«Ser es defenderse», Ramiro de Maeztu
Este artículo se publicó en La Gaceta antes de convertirse en La Gaceta de la Iberosfera, no siendo entonces propiedad de Fundación Disenso.

Hilaire Belloc: el viejo trueno sigue sonando

Me han preguntado mil veces qué autores hay que leer para construirse una visión del mundo alternativa a la descomposición presente. Me faltan ciencia y sabiduría para contestar a esa pregunta, pero sí puedo contar qué autores me han marcado y por qué. Por supuesto, sigo buscando. Hoy: Hilaire Belloc.

──────────────────────────────

◆ **Trabajo por hacer**:
1: ¿En qué publicación apareció originalmente el artículo sobre Hilaire Belloc?
2: Resume con menos palabras el párrafo del artículo sobre Hilaire Belloc que comienza con "Me han preguntado mil veces", sin perder sus datos principales.
3: Transcribe del artículo sobre Hilaire Belloc el fragmento que empieza con "Hilaire Belloc: el" y continúa hasta "Hoy: Hilaire Belloc.".
El listado no hace falta para resolver nada de lo que se pide.

◆ **Datos registrados**:
──────────────────────────────

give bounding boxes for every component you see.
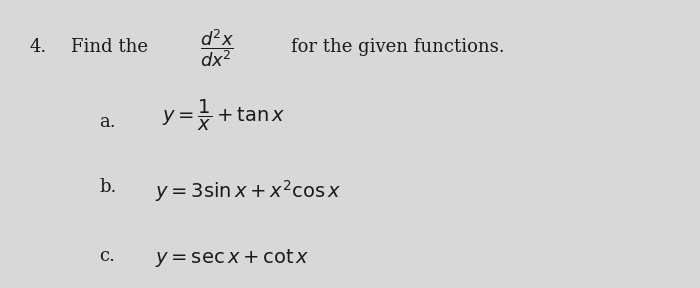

──────────────────────────────

◆ **Respuestas por tarea**:
1: En La Gaceta, antes de que se convirtiera en La Gaceta de la Iberosfera.

2: A quien escribe le han preguntado muchas veces qué leer para formarse una visión del mundo alternativa a la descomposición actual. Admite no tener ciencia ni sabiduría para responder, pero sí puede contar qué autores le han marcado y por qué. Sigue buscando, y hoy se ocupa de Hilaire Belloc.

3:
Hilaire Belloc: el viejo trueno sigue sonando

Me han preguntado mil veces qué autores hay que leer para construirse una visión del mundo alternativa a la descomposición presente. Me faltan ciencia y sabiduría para contestar a esa pregunta, pero sí puedo contar qué autores me han marcado y por qué. Por supuesto, sigo buscando. Hoy: Hilaire Belloc.